• **Data for this exercise**:
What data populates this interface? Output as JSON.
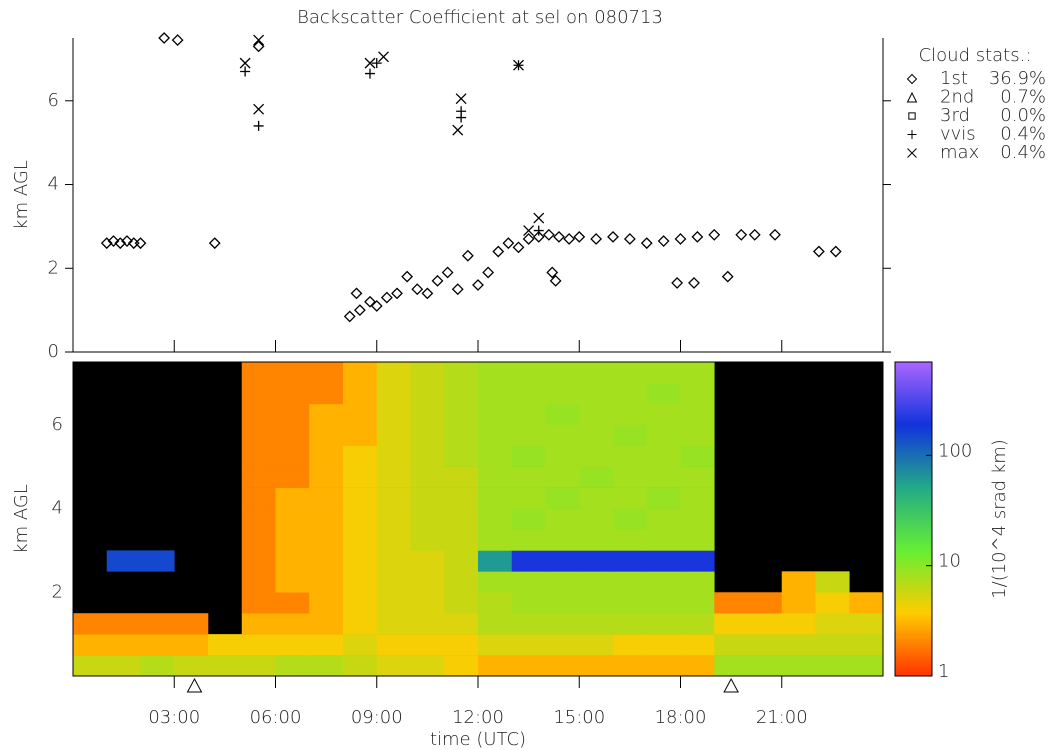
{
  "chart_data": [
    {
      "type": "scatter",
      "title": "Backscatter Coefficient at sel on 080713",
      "ylabel": "km AGL",
      "xlim": [
        0,
        24
      ],
      "ylim": [
        0,
        7.5
      ],
      "yticks": [
        0,
        2,
        4,
        6
      ],
      "legend_title": "Cloud stats.:",
      "color": "#000000",
      "series": [
        {
          "name": "1st",
          "marker": "diamond",
          "stat": 36.9,
          "stat_label": "36.9%",
          "x": [
            1.0,
            1.2,
            1.4,
            1.6,
            1.8,
            2.0,
            2.7,
            3.1,
            4.2,
            5.5,
            8.2,
            8.4,
            8.5,
            8.8,
            9.0,
            9.3,
            9.6,
            9.9,
            10.2,
            10.5,
            10.8,
            11.1,
            11.4,
            11.7,
            12.0,
            12.3,
            12.6,
            12.9,
            13.2,
            13.5,
            13.8,
            14.1,
            14.4,
            14.7,
            15.0,
            15.5,
            16.0,
            16.5,
            17.0,
            17.5,
            18.0,
            18.5,
            19.0,
            14.2,
            14.3,
            17.9,
            18.4,
            19.4,
            19.8,
            20.2,
            20.8,
            22.1,
            22.6
          ],
          "values": [
            2.6,
            2.65,
            2.6,
            2.65,
            2.6,
            2.6,
            7.5,
            7.45,
            2.6,
            7.3,
            0.85,
            1.4,
            1.0,
            1.2,
            1.1,
            1.3,
            1.4,
            1.8,
            1.5,
            1.4,
            1.7,
            1.9,
            1.5,
            2.3,
            1.6,
            1.9,
            2.4,
            2.6,
            2.5,
            2.7,
            2.75,
            2.8,
            2.75,
            2.7,
            2.75,
            2.7,
            2.75,
            2.7,
            2.6,
            2.65,
            2.7,
            2.75,
            2.8,
            1.9,
            1.7,
            1.65,
            1.65,
            1.8,
            2.8,
            2.8,
            2.8,
            2.4,
            2.4
          ]
        },
        {
          "name": "2nd",
          "marker": "triangle",
          "stat": 0.7,
          "stat_label": "0.7%",
          "x": [],
          "values": []
        },
        {
          "name": "3rd",
          "marker": "square",
          "stat": 0.0,
          "stat_label": "0.0%",
          "x": [],
          "values": []
        },
        {
          "name": "vvis",
          "marker": "plus",
          "stat": 0.4,
          "stat_label": "0.4%",
          "x": [
            5.1,
            5.5,
            8.8,
            9.0,
            11.5,
            11.5,
            13.2,
            13.8
          ],
          "values": [
            6.7,
            5.4,
            6.65,
            6.9,
            5.6,
            5.75,
            6.85,
            2.9
          ]
        },
        {
          "name": "max",
          "marker": "cross",
          "stat": 0.4,
          "stat_label": "0.4%",
          "x": [
            5.1,
            5.5,
            5.5,
            8.8,
            9.2,
            11.4,
            11.5,
            13.2,
            13.8,
            13.5
          ],
          "values": [
            6.9,
            5.8,
            7.45,
            6.9,
            7.05,
            5.3,
            6.05,
            6.85,
            3.2,
            2.9
          ]
        }
      ]
    },
    {
      "type": "heatmap",
      "ylabel": "km AGL",
      "xlabel": "time (UTC)",
      "xlim": [
        0,
        24
      ],
      "ylim": [
        0,
        7.5
      ],
      "yticks": [
        2,
        4,
        6
      ],
      "xticks": [
        {
          "value": 3,
          "label": "03:00"
        },
        {
          "value": 6,
          "label": "06:00"
        },
        {
          "value": 9,
          "label": "09:00"
        },
        {
          "value": 12,
          "label": "12:00"
        },
        {
          "value": 15,
          "label": "15:00"
        },
        {
          "value": 18,
          "label": "18:00"
        },
        {
          "value": 21,
          "label": "21:00"
        }
      ],
      "x_bins": [
        0,
        1,
        2,
        3,
        4,
        5,
        6,
        7,
        8,
        9,
        10,
        11,
        12,
        13,
        14,
        15,
        16,
        17,
        18,
        19,
        20,
        21,
        22,
        23,
        24
      ],
      "y_bins": [
        0,
        0.5,
        1,
        1.5,
        2,
        2.5,
        3,
        3.5,
        4,
        4.5,
        5,
        5.5,
        6,
        6.5,
        7,
        7.5
      ],
      "z": [
        [
          6,
          6,
          7,
          6,
          6,
          6,
          7,
          7,
          6,
          5,
          5,
          4,
          3,
          3,
          3,
          3,
          3,
          3,
          3,
          8,
          8,
          8,
          8,
          8
        ],
        [
          3,
          3,
          3,
          3,
          4,
          4,
          4,
          4,
          5,
          4,
          4,
          4,
          5,
          5,
          5,
          5,
          4,
          4,
          4,
          6,
          6,
          6,
          6,
          6
        ],
        [
          2,
          2,
          2,
          2,
          null,
          3,
          3,
          3,
          4,
          5,
          5,
          5,
          7,
          7,
          7,
          7,
          7,
          7,
          7,
          4,
          4,
          4,
          5,
          5
        ],
        [
          null,
          null,
          null,
          null,
          null,
          2,
          2,
          3,
          4,
          5,
          5,
          6,
          7,
          8,
          8,
          8,
          8,
          8,
          8,
          2,
          2,
          3,
          4,
          3
        ],
        [
          null,
          null,
          null,
          null,
          null,
          2,
          3,
          3,
          4,
          5,
          5,
          6,
          8,
          8,
          8,
          8,
          8,
          8,
          8,
          null,
          null,
          3,
          6,
          null
        ],
        [
          null,
          150,
          150,
          null,
          null,
          2,
          3,
          3,
          4,
          5,
          5,
          6,
          60,
          200,
          200,
          200,
          200,
          200,
          200,
          null,
          null,
          null,
          null,
          null
        ],
        [
          null,
          null,
          null,
          null,
          null,
          2,
          3,
          3,
          4,
          5,
          6,
          6,
          8,
          8,
          8,
          8,
          8,
          8,
          8,
          null,
          null,
          null,
          null,
          null
        ],
        [
          null,
          null,
          null,
          null,
          null,
          2,
          3,
          3,
          4,
          5,
          6,
          6,
          8,
          9,
          8,
          8,
          9,
          8,
          8,
          null,
          null,
          null,
          null,
          null
        ],
        [
          null,
          null,
          null,
          null,
          null,
          2,
          3,
          3,
          4,
          5,
          6,
          6,
          8,
          8,
          9,
          8,
          8,
          9,
          8,
          null,
          null,
          null,
          null,
          null
        ],
        [
          null,
          null,
          null,
          null,
          null,
          2,
          2,
          3,
          4,
          5,
          6,
          6,
          8,
          8,
          8,
          9,
          8,
          8,
          8,
          null,
          null,
          null,
          null,
          null
        ],
        [
          null,
          null,
          null,
          null,
          null,
          2,
          2,
          3,
          4,
          5,
          6,
          7,
          8,
          9,
          8,
          8,
          8,
          8,
          9,
          null,
          null,
          null,
          null,
          null
        ],
        [
          null,
          null,
          null,
          null,
          null,
          2,
          2,
          3,
          3,
          5,
          6,
          7,
          8,
          8,
          8,
          8,
          9,
          8,
          8,
          null,
          null,
          null,
          null,
          null
        ],
        [
          null,
          null,
          null,
          null,
          null,
          2,
          2,
          3,
          3,
          5,
          6,
          7,
          8,
          8,
          9,
          8,
          8,
          8,
          8,
          null,
          null,
          null,
          null,
          null
        ],
        [
          null,
          null,
          null,
          null,
          null,
          2,
          2,
          2,
          3,
          5,
          6,
          7,
          8,
          8,
          8,
          8,
          8,
          9,
          8,
          null,
          null,
          null,
          null,
          null
        ],
        [
          null,
          null,
          null,
          null,
          null,
          2,
          2,
          2,
          3,
          5,
          6,
          7,
          8,
          8,
          8,
          8,
          8,
          8,
          8,
          null,
          null,
          null,
          null,
          null
        ]
      ],
      "log_color": true,
      "clim": [
        1,
        700
      ],
      "cticks": [
        1,
        10,
        100
      ],
      "clabel": "1/(10^4 srad km)",
      "colormap": [
        "#ff3300",
        "#ffcc00",
        "#66ee33",
        "#22aa88",
        "#1133dd",
        "#aa66ff"
      ],
      "null_color": "#000000",
      "markers_x": [
        3.6,
        19.5
      ]
    }
  ]
}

• **Goal**: Only lines holding the string "name" are wanted; gather each one from the entries above.

• **Expected answer**:
          "name": "1st",
          "name": "2nd",
          "name": "3rd",
          "name": "vvis",
          "name": "max",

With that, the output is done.